» **Aim**: Show every line containing "Auditory" by copying it.

» **Records supplied**:
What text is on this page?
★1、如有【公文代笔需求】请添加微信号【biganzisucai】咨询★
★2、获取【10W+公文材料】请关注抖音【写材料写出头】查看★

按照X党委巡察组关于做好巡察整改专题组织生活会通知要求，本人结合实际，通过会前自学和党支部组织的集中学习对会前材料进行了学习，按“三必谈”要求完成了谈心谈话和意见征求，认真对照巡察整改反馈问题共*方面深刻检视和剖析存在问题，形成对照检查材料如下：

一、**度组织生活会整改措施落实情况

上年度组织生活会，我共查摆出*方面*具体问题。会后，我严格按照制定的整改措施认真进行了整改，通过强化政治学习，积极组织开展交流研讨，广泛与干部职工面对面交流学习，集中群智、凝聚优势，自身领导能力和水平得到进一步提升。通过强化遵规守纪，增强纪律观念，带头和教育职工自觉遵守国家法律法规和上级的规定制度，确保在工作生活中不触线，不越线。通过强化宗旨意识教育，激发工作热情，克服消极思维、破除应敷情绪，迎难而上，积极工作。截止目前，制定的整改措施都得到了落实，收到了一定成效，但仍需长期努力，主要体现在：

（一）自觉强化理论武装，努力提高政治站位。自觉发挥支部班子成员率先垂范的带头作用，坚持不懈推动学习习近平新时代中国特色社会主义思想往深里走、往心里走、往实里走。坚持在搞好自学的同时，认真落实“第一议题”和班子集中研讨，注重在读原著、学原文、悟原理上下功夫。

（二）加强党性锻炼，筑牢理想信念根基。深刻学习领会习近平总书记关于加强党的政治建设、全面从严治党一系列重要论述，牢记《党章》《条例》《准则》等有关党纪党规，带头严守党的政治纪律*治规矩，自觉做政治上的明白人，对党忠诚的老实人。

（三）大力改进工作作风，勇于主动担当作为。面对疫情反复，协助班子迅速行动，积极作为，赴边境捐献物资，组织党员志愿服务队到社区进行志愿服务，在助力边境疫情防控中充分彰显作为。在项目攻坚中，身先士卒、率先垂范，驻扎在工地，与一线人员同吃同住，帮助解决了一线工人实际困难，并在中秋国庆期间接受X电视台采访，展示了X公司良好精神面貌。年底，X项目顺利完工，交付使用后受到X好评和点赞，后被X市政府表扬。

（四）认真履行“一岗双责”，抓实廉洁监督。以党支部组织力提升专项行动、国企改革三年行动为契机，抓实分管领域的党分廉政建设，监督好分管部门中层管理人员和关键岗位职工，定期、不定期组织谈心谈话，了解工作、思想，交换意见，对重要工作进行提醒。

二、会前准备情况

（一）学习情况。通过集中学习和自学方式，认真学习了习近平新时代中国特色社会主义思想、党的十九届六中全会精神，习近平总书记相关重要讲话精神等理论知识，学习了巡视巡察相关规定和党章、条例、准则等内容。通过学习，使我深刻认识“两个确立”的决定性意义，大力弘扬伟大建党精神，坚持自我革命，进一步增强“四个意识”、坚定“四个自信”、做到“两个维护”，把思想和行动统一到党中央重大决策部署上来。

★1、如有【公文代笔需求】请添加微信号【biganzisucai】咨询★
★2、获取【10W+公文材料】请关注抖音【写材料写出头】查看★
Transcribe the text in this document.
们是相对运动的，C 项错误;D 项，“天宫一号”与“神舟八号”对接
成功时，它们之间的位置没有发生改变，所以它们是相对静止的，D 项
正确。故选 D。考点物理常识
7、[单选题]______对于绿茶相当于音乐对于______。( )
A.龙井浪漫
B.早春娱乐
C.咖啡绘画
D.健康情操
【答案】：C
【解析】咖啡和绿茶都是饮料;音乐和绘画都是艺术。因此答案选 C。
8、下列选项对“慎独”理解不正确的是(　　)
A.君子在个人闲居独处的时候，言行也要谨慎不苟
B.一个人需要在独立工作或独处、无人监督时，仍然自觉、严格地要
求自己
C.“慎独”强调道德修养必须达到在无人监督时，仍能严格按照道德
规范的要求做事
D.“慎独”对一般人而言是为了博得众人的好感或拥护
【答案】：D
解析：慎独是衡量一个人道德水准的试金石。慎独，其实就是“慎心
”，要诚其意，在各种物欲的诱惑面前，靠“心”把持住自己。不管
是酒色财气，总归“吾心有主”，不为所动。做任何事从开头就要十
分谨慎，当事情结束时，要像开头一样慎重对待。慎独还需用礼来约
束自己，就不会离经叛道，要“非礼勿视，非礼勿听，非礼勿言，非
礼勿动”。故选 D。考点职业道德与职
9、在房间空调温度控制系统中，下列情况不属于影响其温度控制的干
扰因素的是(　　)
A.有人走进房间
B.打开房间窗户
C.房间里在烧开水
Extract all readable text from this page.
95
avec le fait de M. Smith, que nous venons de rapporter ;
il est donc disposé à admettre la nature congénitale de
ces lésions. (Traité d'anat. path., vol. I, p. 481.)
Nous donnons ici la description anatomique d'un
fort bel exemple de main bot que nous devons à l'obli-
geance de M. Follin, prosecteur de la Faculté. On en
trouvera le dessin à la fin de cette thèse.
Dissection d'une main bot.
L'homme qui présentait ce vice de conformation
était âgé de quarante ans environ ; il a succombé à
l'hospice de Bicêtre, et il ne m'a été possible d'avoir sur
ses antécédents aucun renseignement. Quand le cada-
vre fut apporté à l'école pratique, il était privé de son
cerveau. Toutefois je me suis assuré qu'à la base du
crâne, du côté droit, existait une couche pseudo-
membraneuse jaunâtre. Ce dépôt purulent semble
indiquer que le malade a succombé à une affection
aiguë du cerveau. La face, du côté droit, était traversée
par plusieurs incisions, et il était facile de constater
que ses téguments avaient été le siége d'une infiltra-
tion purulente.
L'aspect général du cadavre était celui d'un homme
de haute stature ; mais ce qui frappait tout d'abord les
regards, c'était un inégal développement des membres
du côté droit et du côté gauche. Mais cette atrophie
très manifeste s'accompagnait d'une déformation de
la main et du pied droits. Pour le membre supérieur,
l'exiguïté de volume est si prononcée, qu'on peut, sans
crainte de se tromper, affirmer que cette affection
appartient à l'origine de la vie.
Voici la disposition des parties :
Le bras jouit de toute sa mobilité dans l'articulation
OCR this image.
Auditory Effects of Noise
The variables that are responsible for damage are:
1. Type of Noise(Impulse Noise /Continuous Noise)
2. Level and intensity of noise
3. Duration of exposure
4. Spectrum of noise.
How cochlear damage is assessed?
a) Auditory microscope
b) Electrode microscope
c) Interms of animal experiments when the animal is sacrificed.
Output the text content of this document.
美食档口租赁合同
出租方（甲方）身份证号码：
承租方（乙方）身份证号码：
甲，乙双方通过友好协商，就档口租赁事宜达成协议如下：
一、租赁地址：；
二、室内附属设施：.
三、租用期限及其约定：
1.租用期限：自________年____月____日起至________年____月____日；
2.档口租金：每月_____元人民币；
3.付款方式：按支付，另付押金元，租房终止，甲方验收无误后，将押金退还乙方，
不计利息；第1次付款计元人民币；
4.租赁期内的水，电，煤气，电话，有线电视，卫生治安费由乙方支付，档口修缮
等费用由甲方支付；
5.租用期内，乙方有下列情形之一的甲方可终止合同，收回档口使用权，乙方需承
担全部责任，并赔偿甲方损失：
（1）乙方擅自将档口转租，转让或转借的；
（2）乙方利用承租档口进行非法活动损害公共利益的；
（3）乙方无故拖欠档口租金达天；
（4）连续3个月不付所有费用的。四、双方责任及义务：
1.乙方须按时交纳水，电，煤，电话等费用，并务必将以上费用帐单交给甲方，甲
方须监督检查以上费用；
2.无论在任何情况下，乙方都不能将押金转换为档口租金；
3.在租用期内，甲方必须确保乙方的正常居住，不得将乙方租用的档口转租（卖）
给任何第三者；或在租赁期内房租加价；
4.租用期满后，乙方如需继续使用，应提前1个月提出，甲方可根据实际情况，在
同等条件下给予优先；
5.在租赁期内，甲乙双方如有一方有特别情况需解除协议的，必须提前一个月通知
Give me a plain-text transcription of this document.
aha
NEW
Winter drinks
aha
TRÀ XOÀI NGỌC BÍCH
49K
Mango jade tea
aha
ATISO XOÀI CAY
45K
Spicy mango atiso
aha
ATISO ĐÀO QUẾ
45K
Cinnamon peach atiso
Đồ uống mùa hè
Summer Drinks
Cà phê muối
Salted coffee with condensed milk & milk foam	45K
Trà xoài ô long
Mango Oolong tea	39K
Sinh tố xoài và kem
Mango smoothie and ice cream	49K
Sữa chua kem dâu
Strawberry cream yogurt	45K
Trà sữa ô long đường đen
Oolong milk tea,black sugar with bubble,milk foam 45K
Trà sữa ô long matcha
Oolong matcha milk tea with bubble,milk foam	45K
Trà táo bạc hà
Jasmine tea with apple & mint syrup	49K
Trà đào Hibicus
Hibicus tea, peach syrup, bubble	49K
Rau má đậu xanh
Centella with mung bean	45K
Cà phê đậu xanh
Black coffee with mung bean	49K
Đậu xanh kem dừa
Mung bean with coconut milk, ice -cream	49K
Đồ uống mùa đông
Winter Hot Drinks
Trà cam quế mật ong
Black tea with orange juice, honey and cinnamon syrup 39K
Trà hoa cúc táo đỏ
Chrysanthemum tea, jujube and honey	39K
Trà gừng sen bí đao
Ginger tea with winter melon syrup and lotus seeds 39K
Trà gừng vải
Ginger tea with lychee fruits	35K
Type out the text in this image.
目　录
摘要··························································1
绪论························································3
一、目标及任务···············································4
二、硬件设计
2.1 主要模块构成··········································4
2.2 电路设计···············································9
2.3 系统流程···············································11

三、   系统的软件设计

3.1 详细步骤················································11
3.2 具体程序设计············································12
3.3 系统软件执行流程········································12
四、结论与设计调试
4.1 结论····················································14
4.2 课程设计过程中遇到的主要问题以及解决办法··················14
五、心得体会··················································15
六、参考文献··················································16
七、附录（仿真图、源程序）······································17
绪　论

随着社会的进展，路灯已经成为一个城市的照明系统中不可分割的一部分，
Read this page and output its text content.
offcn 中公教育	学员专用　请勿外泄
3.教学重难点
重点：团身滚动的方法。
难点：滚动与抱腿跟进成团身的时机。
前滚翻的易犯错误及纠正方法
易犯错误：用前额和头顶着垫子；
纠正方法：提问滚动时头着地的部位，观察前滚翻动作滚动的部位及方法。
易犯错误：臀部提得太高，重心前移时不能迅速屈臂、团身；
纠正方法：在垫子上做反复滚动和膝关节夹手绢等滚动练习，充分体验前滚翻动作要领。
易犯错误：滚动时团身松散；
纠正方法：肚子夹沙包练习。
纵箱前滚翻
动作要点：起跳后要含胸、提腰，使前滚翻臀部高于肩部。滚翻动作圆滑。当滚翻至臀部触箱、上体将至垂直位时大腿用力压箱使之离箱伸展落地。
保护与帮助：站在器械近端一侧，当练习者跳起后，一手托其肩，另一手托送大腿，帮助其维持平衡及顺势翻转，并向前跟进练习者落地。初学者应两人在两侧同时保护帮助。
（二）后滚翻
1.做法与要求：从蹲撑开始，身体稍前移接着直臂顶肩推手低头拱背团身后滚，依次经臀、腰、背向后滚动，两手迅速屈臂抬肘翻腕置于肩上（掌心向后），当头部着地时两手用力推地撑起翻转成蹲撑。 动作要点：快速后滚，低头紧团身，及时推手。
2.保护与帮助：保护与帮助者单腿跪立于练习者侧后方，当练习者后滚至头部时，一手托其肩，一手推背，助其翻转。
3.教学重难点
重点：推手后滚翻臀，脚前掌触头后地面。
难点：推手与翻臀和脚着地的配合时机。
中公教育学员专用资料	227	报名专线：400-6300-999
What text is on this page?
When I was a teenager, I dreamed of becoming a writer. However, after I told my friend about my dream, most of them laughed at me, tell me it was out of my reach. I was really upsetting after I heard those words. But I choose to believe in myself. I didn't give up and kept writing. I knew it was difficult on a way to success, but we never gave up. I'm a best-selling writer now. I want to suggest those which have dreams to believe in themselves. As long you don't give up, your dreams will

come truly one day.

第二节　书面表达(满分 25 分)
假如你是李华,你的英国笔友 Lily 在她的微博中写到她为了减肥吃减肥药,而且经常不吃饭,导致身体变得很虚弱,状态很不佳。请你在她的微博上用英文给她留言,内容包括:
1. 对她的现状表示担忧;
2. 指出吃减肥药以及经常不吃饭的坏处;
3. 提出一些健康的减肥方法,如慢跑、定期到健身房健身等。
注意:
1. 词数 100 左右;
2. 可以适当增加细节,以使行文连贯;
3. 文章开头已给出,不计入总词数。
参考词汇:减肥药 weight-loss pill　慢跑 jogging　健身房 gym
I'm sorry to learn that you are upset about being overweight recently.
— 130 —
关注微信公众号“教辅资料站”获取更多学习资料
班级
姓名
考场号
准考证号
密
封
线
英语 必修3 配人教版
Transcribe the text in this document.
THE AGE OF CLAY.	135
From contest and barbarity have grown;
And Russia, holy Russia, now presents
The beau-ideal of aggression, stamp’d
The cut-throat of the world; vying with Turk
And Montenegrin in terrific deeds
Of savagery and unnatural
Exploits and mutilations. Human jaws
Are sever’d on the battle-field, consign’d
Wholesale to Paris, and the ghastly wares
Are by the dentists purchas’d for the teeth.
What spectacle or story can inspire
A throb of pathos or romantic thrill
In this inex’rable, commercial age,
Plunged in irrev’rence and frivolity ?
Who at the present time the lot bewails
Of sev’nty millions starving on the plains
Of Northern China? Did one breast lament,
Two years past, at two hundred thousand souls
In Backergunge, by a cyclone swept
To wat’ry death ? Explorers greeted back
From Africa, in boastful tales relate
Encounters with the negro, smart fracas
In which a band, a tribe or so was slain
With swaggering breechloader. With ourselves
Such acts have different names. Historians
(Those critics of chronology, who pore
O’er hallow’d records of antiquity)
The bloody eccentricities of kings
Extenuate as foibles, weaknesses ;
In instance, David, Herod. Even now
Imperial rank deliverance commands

» **Response to this task**:
Auditory Effects of Noise
a) Auditory microscope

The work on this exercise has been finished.